[Recorded data]
*****

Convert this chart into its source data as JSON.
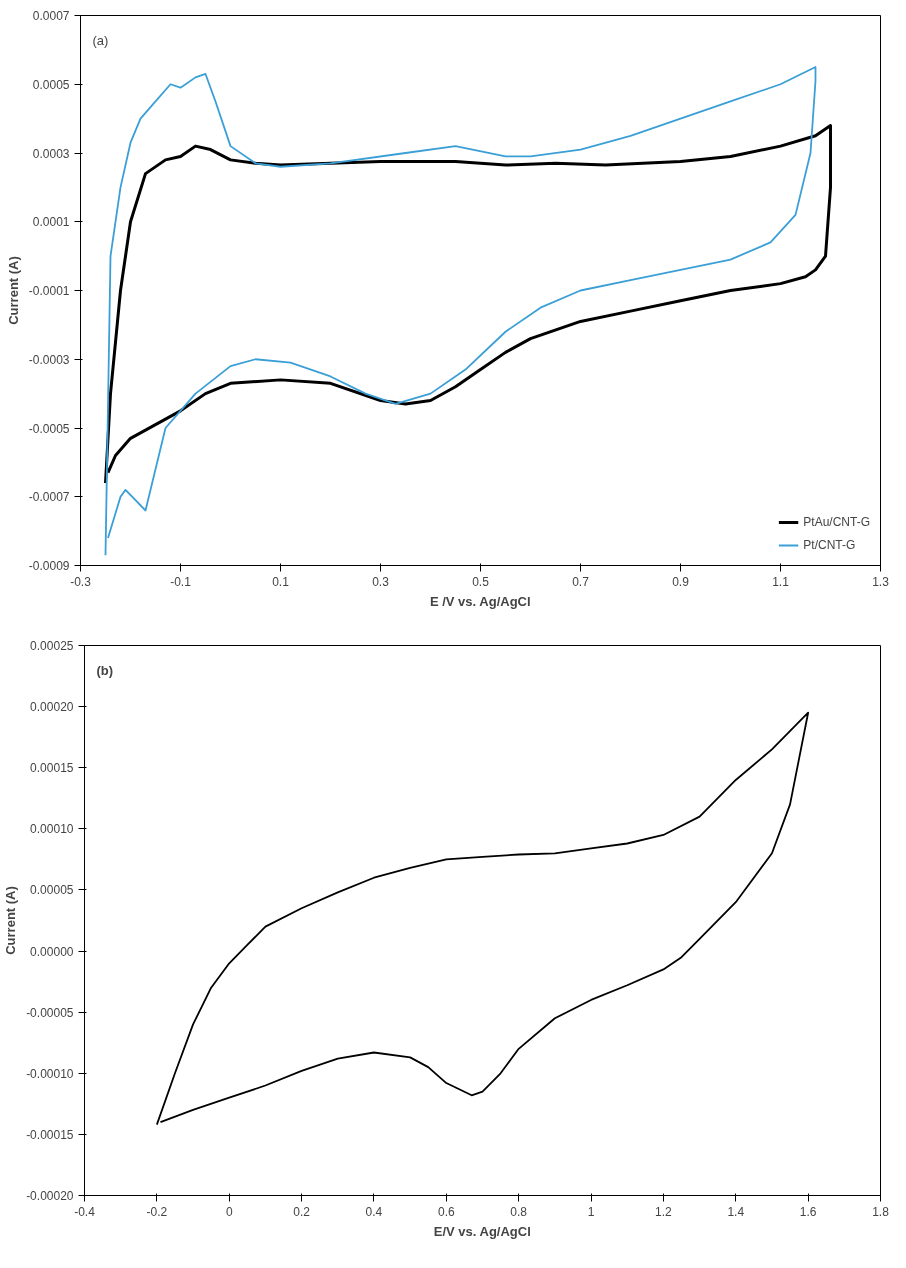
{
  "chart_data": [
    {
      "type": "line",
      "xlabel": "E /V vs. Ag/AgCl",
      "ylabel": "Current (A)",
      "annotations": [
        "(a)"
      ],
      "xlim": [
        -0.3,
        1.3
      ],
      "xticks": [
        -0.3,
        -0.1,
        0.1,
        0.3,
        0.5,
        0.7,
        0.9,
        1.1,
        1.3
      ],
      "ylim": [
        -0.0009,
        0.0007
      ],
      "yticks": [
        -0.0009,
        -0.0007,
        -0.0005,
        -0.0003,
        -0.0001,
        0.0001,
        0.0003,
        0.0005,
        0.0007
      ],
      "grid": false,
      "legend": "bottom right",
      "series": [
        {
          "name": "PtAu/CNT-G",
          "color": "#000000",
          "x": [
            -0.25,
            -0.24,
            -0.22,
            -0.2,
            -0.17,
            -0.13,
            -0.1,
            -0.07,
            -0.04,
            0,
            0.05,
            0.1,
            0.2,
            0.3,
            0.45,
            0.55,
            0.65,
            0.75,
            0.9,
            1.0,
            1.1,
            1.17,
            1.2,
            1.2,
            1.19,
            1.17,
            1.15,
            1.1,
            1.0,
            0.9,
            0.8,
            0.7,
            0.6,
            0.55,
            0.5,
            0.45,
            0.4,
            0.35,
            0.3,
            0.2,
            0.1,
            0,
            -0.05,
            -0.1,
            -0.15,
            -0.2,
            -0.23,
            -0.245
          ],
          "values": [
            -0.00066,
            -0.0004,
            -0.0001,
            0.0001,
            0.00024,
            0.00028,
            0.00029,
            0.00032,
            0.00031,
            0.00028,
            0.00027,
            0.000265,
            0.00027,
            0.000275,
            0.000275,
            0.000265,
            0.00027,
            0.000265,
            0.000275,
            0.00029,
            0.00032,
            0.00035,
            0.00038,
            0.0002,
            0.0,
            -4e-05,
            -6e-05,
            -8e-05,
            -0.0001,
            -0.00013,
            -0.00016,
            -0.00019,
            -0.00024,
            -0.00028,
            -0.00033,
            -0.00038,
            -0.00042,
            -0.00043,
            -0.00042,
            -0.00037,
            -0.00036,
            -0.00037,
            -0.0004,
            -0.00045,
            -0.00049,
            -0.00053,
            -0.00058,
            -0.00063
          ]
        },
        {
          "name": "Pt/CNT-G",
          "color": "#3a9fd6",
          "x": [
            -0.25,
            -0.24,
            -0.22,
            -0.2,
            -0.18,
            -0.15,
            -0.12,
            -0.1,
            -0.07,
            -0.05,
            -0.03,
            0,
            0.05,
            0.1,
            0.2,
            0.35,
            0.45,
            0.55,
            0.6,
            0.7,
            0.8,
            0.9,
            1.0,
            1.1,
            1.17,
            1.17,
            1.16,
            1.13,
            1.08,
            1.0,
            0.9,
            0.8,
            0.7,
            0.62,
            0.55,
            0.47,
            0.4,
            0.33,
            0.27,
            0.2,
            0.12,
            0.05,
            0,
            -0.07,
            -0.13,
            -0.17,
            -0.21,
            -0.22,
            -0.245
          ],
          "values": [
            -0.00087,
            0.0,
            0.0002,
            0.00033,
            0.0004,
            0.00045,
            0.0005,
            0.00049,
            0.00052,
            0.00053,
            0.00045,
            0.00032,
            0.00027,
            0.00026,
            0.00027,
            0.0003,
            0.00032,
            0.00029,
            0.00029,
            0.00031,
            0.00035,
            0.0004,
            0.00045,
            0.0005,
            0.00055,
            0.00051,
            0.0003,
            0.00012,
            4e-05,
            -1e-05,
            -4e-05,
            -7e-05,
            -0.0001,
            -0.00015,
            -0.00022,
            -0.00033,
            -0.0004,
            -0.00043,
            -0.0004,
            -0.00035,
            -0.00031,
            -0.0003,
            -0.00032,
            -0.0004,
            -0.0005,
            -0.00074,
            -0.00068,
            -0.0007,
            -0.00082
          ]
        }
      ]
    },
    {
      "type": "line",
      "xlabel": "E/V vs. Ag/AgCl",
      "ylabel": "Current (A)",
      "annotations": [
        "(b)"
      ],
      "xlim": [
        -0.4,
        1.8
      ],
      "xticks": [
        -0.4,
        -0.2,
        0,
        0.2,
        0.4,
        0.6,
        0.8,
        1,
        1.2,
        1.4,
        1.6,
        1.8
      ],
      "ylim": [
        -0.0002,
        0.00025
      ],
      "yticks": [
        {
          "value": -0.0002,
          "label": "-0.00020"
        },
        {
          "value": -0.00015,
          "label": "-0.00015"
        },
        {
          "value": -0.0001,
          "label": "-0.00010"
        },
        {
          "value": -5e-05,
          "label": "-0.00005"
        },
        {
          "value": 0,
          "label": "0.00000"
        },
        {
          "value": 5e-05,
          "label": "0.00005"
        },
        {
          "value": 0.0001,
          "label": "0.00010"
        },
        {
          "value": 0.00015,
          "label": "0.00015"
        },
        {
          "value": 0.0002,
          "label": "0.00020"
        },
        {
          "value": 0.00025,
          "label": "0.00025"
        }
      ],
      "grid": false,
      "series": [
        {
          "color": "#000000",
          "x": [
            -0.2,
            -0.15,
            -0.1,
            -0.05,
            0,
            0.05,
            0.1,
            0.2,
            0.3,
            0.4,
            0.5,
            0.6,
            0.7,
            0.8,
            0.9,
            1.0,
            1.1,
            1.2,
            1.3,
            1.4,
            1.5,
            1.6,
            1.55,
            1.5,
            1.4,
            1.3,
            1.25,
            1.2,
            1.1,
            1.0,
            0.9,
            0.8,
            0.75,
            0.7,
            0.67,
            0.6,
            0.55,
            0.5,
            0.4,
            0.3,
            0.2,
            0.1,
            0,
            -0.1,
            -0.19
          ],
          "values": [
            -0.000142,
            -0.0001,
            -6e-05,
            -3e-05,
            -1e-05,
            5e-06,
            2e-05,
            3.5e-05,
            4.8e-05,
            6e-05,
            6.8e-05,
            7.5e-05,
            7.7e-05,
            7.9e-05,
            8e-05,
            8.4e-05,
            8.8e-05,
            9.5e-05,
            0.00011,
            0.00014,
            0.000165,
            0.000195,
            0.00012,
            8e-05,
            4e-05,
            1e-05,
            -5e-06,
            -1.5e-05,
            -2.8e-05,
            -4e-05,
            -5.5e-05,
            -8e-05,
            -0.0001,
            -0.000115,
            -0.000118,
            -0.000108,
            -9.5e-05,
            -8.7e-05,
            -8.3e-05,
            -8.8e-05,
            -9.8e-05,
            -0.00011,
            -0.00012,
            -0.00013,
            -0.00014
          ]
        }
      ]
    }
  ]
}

*****

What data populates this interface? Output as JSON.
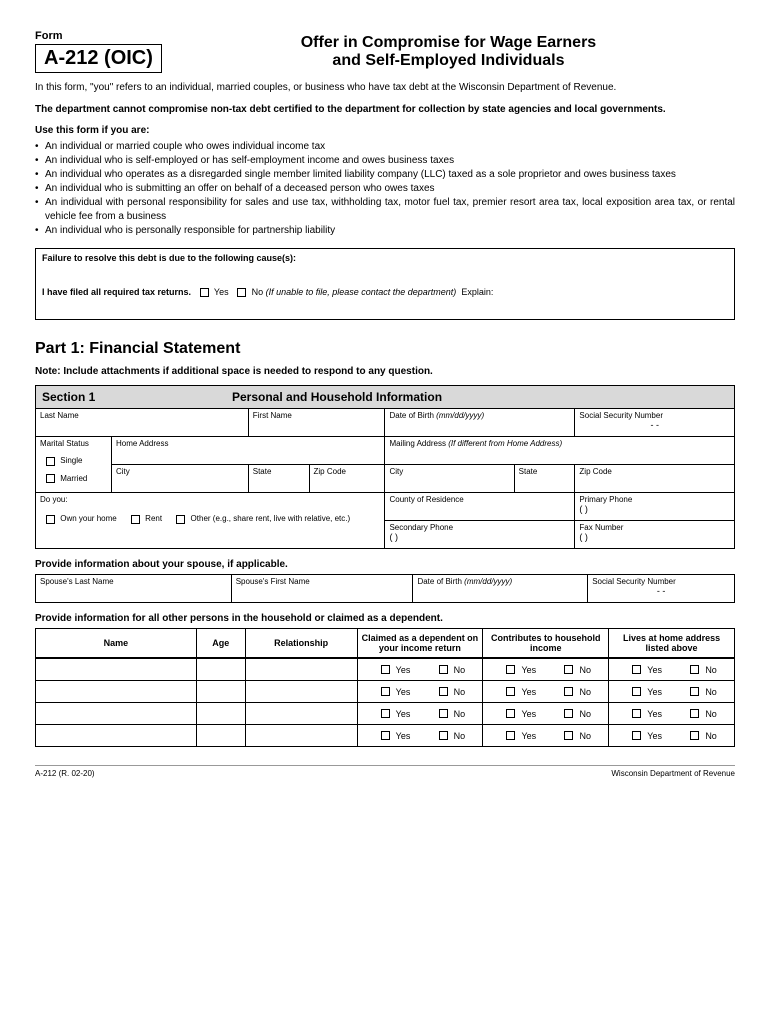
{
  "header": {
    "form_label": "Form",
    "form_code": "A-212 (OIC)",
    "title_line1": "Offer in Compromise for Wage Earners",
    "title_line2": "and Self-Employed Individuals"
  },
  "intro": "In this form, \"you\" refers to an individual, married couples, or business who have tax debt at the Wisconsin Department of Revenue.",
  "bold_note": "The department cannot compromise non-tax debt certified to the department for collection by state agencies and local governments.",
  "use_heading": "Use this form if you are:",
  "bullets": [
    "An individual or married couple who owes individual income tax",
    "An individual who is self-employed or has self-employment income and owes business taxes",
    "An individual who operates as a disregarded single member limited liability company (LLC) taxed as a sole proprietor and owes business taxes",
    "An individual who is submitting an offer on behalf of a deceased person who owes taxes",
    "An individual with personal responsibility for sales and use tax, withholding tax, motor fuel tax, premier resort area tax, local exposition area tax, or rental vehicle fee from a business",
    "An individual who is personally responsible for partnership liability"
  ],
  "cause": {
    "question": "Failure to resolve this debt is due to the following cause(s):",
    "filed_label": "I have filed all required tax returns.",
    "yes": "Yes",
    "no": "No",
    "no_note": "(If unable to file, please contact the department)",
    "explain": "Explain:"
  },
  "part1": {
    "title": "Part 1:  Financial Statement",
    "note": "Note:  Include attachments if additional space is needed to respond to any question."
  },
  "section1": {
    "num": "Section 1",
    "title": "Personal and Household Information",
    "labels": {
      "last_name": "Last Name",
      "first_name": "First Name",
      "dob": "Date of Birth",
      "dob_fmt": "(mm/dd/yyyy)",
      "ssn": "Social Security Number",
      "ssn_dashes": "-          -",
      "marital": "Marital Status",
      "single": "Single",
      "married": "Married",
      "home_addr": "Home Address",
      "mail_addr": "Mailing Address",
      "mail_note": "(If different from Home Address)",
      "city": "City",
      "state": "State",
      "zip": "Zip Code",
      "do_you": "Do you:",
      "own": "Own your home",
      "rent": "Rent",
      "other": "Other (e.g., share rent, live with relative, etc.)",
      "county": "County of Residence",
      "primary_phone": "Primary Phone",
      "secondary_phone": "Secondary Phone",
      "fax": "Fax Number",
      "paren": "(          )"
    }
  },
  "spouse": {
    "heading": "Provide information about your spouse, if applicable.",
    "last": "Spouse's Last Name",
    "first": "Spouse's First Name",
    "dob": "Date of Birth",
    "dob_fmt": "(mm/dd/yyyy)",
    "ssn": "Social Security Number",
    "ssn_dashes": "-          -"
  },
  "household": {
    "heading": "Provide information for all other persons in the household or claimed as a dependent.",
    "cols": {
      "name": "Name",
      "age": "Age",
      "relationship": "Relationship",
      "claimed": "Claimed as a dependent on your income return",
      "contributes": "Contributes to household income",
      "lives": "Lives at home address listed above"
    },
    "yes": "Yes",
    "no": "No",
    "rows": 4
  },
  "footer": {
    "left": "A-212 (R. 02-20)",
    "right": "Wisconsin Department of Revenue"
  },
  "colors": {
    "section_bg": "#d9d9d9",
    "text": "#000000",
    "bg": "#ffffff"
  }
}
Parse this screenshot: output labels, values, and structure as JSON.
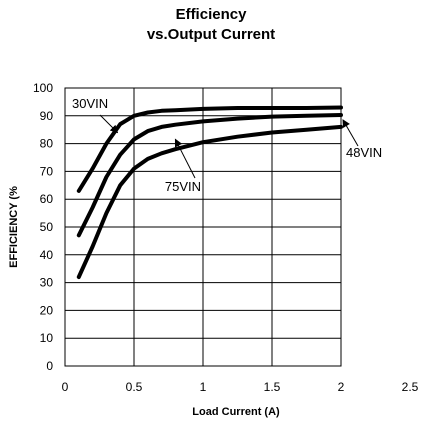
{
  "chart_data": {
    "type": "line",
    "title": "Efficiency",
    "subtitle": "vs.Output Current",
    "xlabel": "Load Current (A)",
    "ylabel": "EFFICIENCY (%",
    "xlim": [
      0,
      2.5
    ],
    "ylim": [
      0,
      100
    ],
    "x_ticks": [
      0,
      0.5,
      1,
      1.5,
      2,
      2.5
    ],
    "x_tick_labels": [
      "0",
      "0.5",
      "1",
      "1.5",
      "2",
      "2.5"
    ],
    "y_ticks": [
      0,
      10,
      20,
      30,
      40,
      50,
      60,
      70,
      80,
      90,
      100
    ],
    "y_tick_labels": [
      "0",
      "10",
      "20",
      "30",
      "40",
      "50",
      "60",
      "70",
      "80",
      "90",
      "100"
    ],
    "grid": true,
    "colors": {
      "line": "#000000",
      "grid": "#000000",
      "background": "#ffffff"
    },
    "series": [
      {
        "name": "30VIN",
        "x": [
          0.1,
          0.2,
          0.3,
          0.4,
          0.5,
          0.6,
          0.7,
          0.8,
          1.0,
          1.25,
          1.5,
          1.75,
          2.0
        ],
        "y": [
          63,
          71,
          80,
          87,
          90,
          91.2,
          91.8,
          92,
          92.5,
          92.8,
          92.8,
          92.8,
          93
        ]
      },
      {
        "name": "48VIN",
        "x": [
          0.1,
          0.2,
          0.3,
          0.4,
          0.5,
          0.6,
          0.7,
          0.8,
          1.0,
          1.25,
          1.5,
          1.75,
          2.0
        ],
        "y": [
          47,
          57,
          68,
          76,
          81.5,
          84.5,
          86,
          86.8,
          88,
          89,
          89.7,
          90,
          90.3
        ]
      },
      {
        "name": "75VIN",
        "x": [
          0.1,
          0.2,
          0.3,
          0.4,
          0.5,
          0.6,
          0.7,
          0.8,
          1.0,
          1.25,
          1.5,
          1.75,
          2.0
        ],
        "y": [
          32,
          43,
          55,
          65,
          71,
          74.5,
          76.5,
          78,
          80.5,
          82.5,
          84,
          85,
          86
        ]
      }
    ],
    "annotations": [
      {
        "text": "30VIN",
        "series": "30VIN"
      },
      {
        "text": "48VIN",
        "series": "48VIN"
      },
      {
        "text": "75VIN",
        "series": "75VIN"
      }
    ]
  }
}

*****

YOUR TASK:
Find the lines containing "Current" and pull them out.

TASK RESPONSE:
      "ylabel": "Current (A)",
      "ylabel": "Current (A)",
    "subtitle": "vs.Output Current",
    "xlabel": "Load Current (A)",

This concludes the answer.